### Directive
Look through the listing and locate every line containing the word "Queens"; copy those lines.

Dataset items
-*-*-

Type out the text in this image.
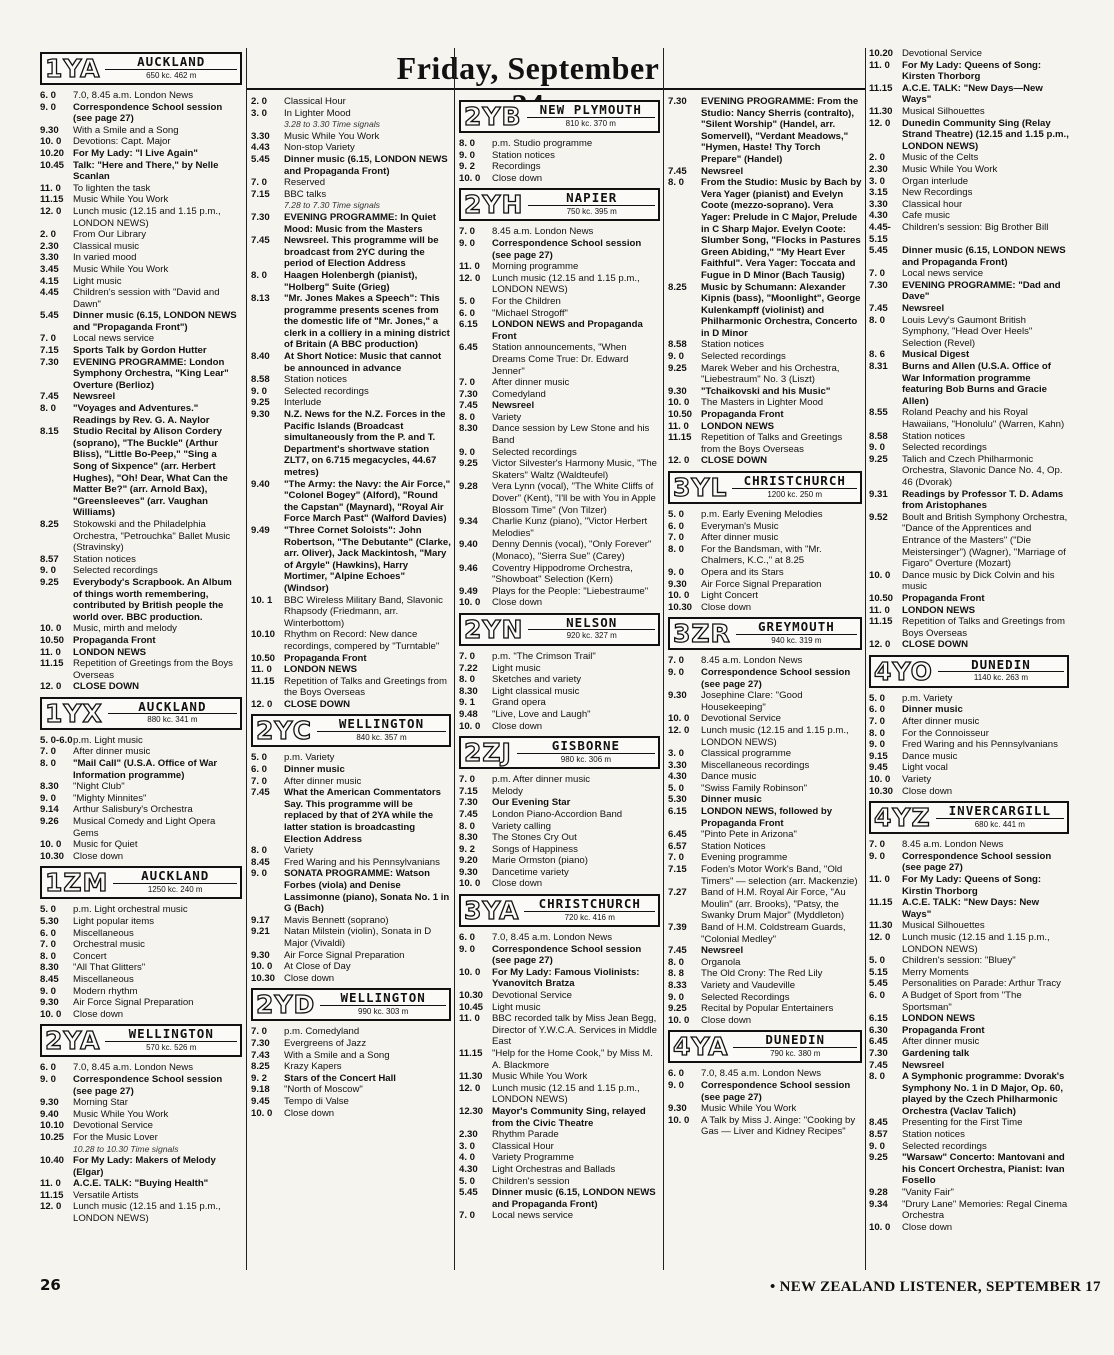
Friday, September
1YA	AUCKLAND
650 kc. 462 m
6. 0	7.0, 8.45 a.m. London News
9. 0	Correspondence School session (see page 27)
9.30	With a Smile and a Song
10. 0	Devotions: Capt. Major
10.20 For My Lady: "I Live Again"
10.45 Talk: "Here and There," by Nelle Scanlan
11. 0	To lighten the task
11.15 Music While You Work
12. 0	Lunch music (12.15 and 1.15 p.m., LONDON NEWS)
2. 0	From Our Library
2.30	Classical music
3.30	In varied mood
3.45	Music While You Work
4.15	Light music
4.45	Children's session with "David and Dawn"
5.45	Dinner music (6.15, LONDON NEWS and "Propaganda Front")
7. 0	Local news service
7.15	Sports Talk by Gordon Hutter
7.30	EVENING PROGRAMME: London Symphony Orchestra, "King Lear" Overture (Berlioz)
7.45	Newsreel
8. 0	"Voyages and Adventures." Readings by Rev. G. A. Naylor
8.15	Studio Recital by Alison Cordery (soprano), "The Buckle" (Arthur Bliss), "Little Bo-Peep," "Sing a Song of Sixpence" (arr. Herbert Hughes), "Oh! Dear, What Can the Matter Be?" (arr. Arnold Bax), "Greensleeves" (arr. Vaughan Williams)
8.25	Stokowski and the Philadelphia Orchestra, "Petrouchka" Ballet Music (Stravinsky)
8.57	Station notices
9. 0	Selected recordings
9.25	Everybody's Scrapbook. An Album of things worth remembering, contributed by British people the world over. BBC production.
10. 0	Music, mirth and melody
10.50 Propaganda Front
11. 0	LONDON NEWS
11.15 Repetition of Greetings from the Boys Overseas
12. 0	CLOSE DOWN
1YX	AUCKLAND
880 kc. 341 m
5. 0-6.0 p.m. Light music
7. 0	After dinner music
8. 0	"Mail Call" (U.S.A. Office of War Information programme)
8.30	"Night Club"
9. 0	"Mighty Minnites"
9.14	Arthur Salisbury's Orchestra
9.26	Musical Comedy and Light Opera Gems
10. 0	Music for Quiet
10.30 Close down
1ZM	AUCKLAND
1250 kc. 240 m
5. 0	p.m. Light orchestral music
5.30	Light popular items
6. 0	Miscellaneous
7. 0	Orchestral music
8. 0	Concert
8.30	"All That Glitters"
8.45	Miscellaneous
9. 0	Modern rhythm
9.30	Air Force Signal Preparation
10. 0	Close down
2YA	WELLINGTON
570 kc. 526 m
6. 0	7.0, 8.45 a.m. London News
9. 0	Correspondence School session (see page 27)
9.30	Morning Star
9.40	Music While You Work
10.10 Devotional Service
10.25 For the Music Lover
10.28 to 10.30 Time signals
10.40 For My Lady: Makers of Melody (Elgar)
11. 0	A.C.E. TALK: "Buying Health"
11.15 Versatile Artists
12. 0	Lunch music (12.15 and 1.15 p.m., LONDON NEWS)
2. 0	Classical Hour
3. 0	In Lighter Mood
3.28 to 3.30 Time signals
3.30	Music While You Work
4.43	Non-stop Variety
5.45	Dinner music (6.15, LONDON NEWS and Propaganda Front)
7. 0	Reserved
7.15	BBC talks
7.28 to 7.30 Time signals
7.30	EVENING PROGRAMME: In Quiet Mood: Music from the Masters
7.45	Newsreel. This programme will be broadcast from 2YC during the period of Election Address
8. 0	Haagen Holenbergh (pianist), "Holberg" Suite (Grieg)
8.13	"Mr. Jones Makes a Speech": This programme presents scenes from the domestic life of "Mr. Jones," a clerk in a colliery in a mining district of Britain (A BBC production)
8.40	At Short Notice: Music that cannot be announced in advance
8.58	Station notices
9. 0	Selected recordings
9.25	Interlude
9.30	N.Z. News for the N.Z. Forces in the Pacific Islands (Broadcast simultaneously from the P. and T. Department's shortwave station ZLT7, on 6.715 megacycles, 44.67 metres)
9.40	"The Army: the Navy: the Air Force," "Colonel Bogey" (Alford), "Round the Capstan" (Maynard), "Royal Air Force March Past" (Walford Davies)
9.49	"Three Cornet Soloists": John Robertson, "The Debutante" (Clarke, arr. Oliver), Jack Mackintosh, "Mary of Argyle" (Hawkins), Harry Mortimer, "Alpine Echoes" (Windsor)
10. 1	BBC Wireless Military Band, Slavonic Rhapsody (Friedmann, arr. Winterbottom)
10.10 Rhythm on Record: New dance recordings, compered by "Turntable"
10.50 Propaganda Front
11. 0	LONDON NEWS
11.15 Repetition of Talks and Greetings from the Boys Overseas
12. 0	CLOSE DOWN
2YC	WELLINGTON
840 kc. 357 m
5. 0	p.m. Variety
6. 0	Dinner music
7. 0	After dinner music
7.45	What the American Commentators Say. This programme will be replaced by that of 2YA while the latter station is broadcasting Election Address
8. 0	Variety
8.45	Fred Waring and his Pennsylvanians
9. 0	SONATA PROGRAMME: Watson Forbes (viola) and Denise Lassimonne (piano), Sonata No. 1 in G (Bach)
9.17	Mavis Bennett (soprano)
9.21	Natan Milstein (violin), Sonata in D Major (Vivaldi)
9.30	Air Force Signal Preparation
10. 0	At Close of Day
10.30 Close down
2YD	WELLINGTON
990 kc. 303 m
7. 0	p.m. Comedyland
7.30	Evergreens of Jazz
7.43	With a Smile and a Song
8.25	Krazy Kapers
9. 2	Stars of the Concert Hall
9.18	"North of Moscow"
9.45	Tempo di Valse
10. 0	Close down
2YB	NEW PLYMOUTH
810 kc. 370 m
8. 0	p.m. Studio programme
9. 0	Station notices
9. 2	Recordings
10. 0	Close down
2YH	NAPIER
750 kc. 395 m
7. 0	8.45 a.m. London News
9. 0	Correspondence School session (see page 27)
11. 0	Morning programme
12. 0	Lunch music (12.15 and 1.15 p.m., LONDON NEWS)
5. 0	For the Children
6. 0	"Michael Strogoff"
6.15	LONDON NEWS and Propaganda Front
6.45	Station announcements, "When Dreams Come True: Dr. Edward Jenner"
7. 0	After dinner music
7.30	Comedyland
7.45	Newsreel
8. 0	Variety
8.30	Dance session by Lew Stone and his Band
9. 0	Selected recordings
9.25	Victor Silvester's Harmony Music, "The Skaters" Waltz (Waldteufel)
9.28	Vera Lynn (vocal), "The White Cliffs of Dover" (Kent), "I'll be with You in Apple Blossom Time" (Von Tilzer)
9.34	Charlie Kunz (piano), "Victor Herbert Melodies"
9.40	Denny Dennis (vocal), "Only Forever" (Monaco), "Sierra Sue" (Carey)
9.46	Coventry Hippodrome Orchestra, "Showboat" Selection (Kern)
9.49	Plays for the People: "Liebestraume"
10. 0	Close down
2YN	NELSON
920 kc. 327 m
7. 0	p.m. "The Crimson Trail"
7.22	Light music
8. 0	Sketches and variety
8.30	Light classical music
9. 1	Grand opera
9.48	"Live, Love and Laugh"
10. 0	Close down
2ZJ	GISBORNE
980 kc. 306 m
7. 0	p.m. After dinner music
7.15	Melody
7.30	Our Evening Star
7.45	London Piano-Accordion Band
8. 0	Variety calling
8.30	The Stones Cry Out
9. 2	Songs of Happiness
9.20	Marie Ormston (piano)
9.30	Dancetime variety
10. 0	Close down
3YA	CHRISTCHURCH
720 kc. 416 m
6. 0	7.0, 8.45 a.m. London News
9. 0	Correspondence School session (see page 27)
10. 0	For My Lady: Famous Violinists: Yvanovitch Bratza
10.30 Devotional Service
10.45 Light music
11. 0	BBC recorded talk by Miss Jean Begg, Director of Y.W.C.A. Services in Middle East
11.15 "Help for the Home Cook," by Miss M. A. Blackmore
11.30 Music While You Work
12. 0	Lunch music (12.15 and 1.15 p.m., LONDON NEWS)
12.30 Mayor's Community Sing, relayed from the Civic Theatre
2.30	Rhythm Parade
3. 0	Classical Hour
4. 0	Variety Programme
4.30	Light Orchestras and Ballads
5. 0	Children's session
5.45	Dinner music (6.15, LONDON NEWS and Propaganda Front)
7. 0	Local news service
7.30	EVENING PROGRAMME: From the Studio: Nancy Sherris (contralto), "Silent Worship" (Handel, arr. Somervell), "Verdant Meadows," "Hymen, Haste! Thy Torch Prepare" (Handel)
7.45	Newsreel
8. 0	From the Studio: Music by Bach by Vera Yager (pianist) and Evelyn Coote (mezzo-soprano). Vera Yager: Prelude in C Major, Prelude in C Sharp Major. Evelyn Coote: Slumber Song, "Flocks in Pastures Green Abiding," "My Heart Ever Faithful". Vera Yager: Toccata and Fugue in D Minor (Bach Tausig)
8.25	Music by Schumann: Alexander Kipnis (bass), "Moonlight", George Kulenkampff (violinist) and Philharmonic Orchestra, Concerto in D Minor
8.58	Station notices
9. 0	Selected recordings
9.25	Marek Weber and his Orchestra, "Liebestraum" No. 3 (Liszt)
9.30	"Tchaikovski and his Music"
10. 0	The Masters in Lighter Mood
10.50 Propaganda Front
11. 0	LONDON NEWS
11.15 Repetition of Talks and Greetings from the Boys Overseas
12. 0	CLOSE DOWN
3YL	CHRISTCHURCH
1200 kc. 250 m
5. 0	p.m. Early Evening Melodies
6. 0	Everyman's Music
7. 0	After dinner music
8. 0	For the Bandsman, with "Mr. Chalmers, K.C.," at 8.25
9. 0	Opera and its Stars
9.30	Air Force Signal Preparation
10. 0	Light Concert
10.30 Close down
3ZR	GREYMOUTH
940 kc. 319 m
7. 0	8.45 a.m. London News
9. 0	Correspondence School session (see page 27)
9.30	Josephine Clare: "Good Housekeeping"
10. 0	Devotional Service
12. 0	Lunch music (12.15 and 1.15 p.m., LONDON NEWS)
3. 0	Classical programme
3.30	Miscellaneous recordings
4.30	Dance music
5. 0	"Swiss Family Robinson"
5.30	Dinner music
6.15	LONDON NEWS, followed by Propaganda Front
6.45	"Pinto Pete in Arizona"
6.57	Station Notices
7. 0	Evening programme
7.15	Foden's Motor Work's Band, "Old Timers" — selection (arr. Mackenzie)
7.27	Band of H.M. Royal Air Force, "Au Moulin" (arr. Brooks), "Patsy, the Swanky Drum Major" (Myddleton)
7.39	Band of H.M. Coldstream Guards, "Colonial Medley"
7.45	Newsreel
8. 0	Organola
8. 8	The Old Crony: The Red Lily
8.33	Variety and Vaudeville
9. 0	Selected Recordings
9.25	Recital by Popular Entertainers
10. 0	Close down
4YA	DUNEDIN
790 kc. 380 m
6. 0	7.0, 8.45 a.m. London News
9. 0	Correspondence School session (see page 27)
9.30	Music While You Work
10. 0	A Talk by Miss J. Ainge: "Cooking by Gas — Liver and Kidney Recipes"
10.20 Devotional Service
11. 0	For My Lady: Queens of Song: Kirsten Thorborg
11.15 A.C.E. TALK: "New Days—New Ways"
11.30 Musical Silhouettes
12. 0	Dunedin Community Sing (Relay Strand Theatre) (12.15 and 1.15 p.m., LONDON NEWS)
2. 0	Music of the Celts
2.30	Music While You Work
3. 0	Organ interlude
3.15	New Recordings
3.30	Classical hour
4.30	Cafe music
4.45-5.15
Children's session: Big Brother Bill
5.45	Dinner music (6.15, LONDON NEWS and Propaganda Front)
7. 0	Local news service
7.30	EVENING PROGRAMME: "Dad and Dave"
7.45	Newsreel
8. 0	Louis Levy's Gaumont British Symphony, "Head Over Heels" Selection (Revel)
8. 6	Musical Digest
8.31	Burns and Allen (U.S.A. Office of War Information programme featuring Bob Burns and Gracie Allen)
8.55	Roland Peachy and his Royal Hawaiians, "Honolulu" (Warren, Kahn)
8.58	Station notices
9. 0	Selected recordings
9.25	Talich and Czech Philharmonic Orchestra, Slavonic Dance No. 4, Op. 46 (Dvorak)
9.31	Readings by Professor T. D. Adams from Aristophanes
9.52	Boult and British Symphony Orchestra, "Dance of the Apprentices and Entrance of the Masters" ("Die Meistersinger") (Wagner), "Marriage of Figaro" Overture (Mozart)
10. 0	Dance music by Dick Colvin and his music
10.50 Propaganda Front
11. 0	LONDON NEWS
11.15 Repetition of Talks and Greetings from Boys Overseas
12. 0	CLOSE DOWN
4YO	DUNEDIN
1140 kc. 263 m
5. 0	p.m. Variety
6. 0	Dinner music
7. 0	After dinner music
8. 0	For the Connoisseur
9. 0	Fred Waring and his Pennsylvanians
9.15	Dance music
9.45	Light vocal
10. 0	Variety
10.30 Close down
4YZ	INVERCARGILL
680 kc. 441 m
7. 0	8.45 a.m. London News
9. 0	Correspondence School session (see page 27)
11. 0	For My Lady: Queens of Song: Kirstin Thorborg
11.15 A.C.E. TALK: "New Days: New Ways"
11.30 Musical Silhouettes
12. 0	Lunch music (12.15 and 1.15 p.m., LONDON NEWS)
5. 0	Children's session: "Bluey"
5.15	Merry Moments
5.45	Personalities on Parade: Arthur Tracy
6. 0	A Budget of Sport from "The Sportsman"
6.15	LONDON NEWS
6.30	Propaganda Front
6.45	After dinner music
7.30	Gardening talk
7.45	Newsreel
8. 0	A Symphonic programme: Dvorak's Symphony No. 1 in D Major, Op. 60, played by the Czech Philharmonic Orchestra (Vaclav Talich)
8.45	Presenting for the First Time
8.57	Station notices
9. 0	Selected recordings
9.25	"Warsaw" Concerto: Mantovani and his Concert Orchestra, Pianist: Ivan Fosello
9.28	"Vanity Fair"
9.34	"Drury Lane" Memories: Regal Cinema Orchestra
10. 0	Close down
26	• NEW ZEALAND LISTENER, SEPTEMBER 17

-*-*-

### Task solution
11. 0	For My Lady: Queens of Song: Kirsten Thorborg
11. 0	For My Lady: Queens of Song: Kirstin Thorborg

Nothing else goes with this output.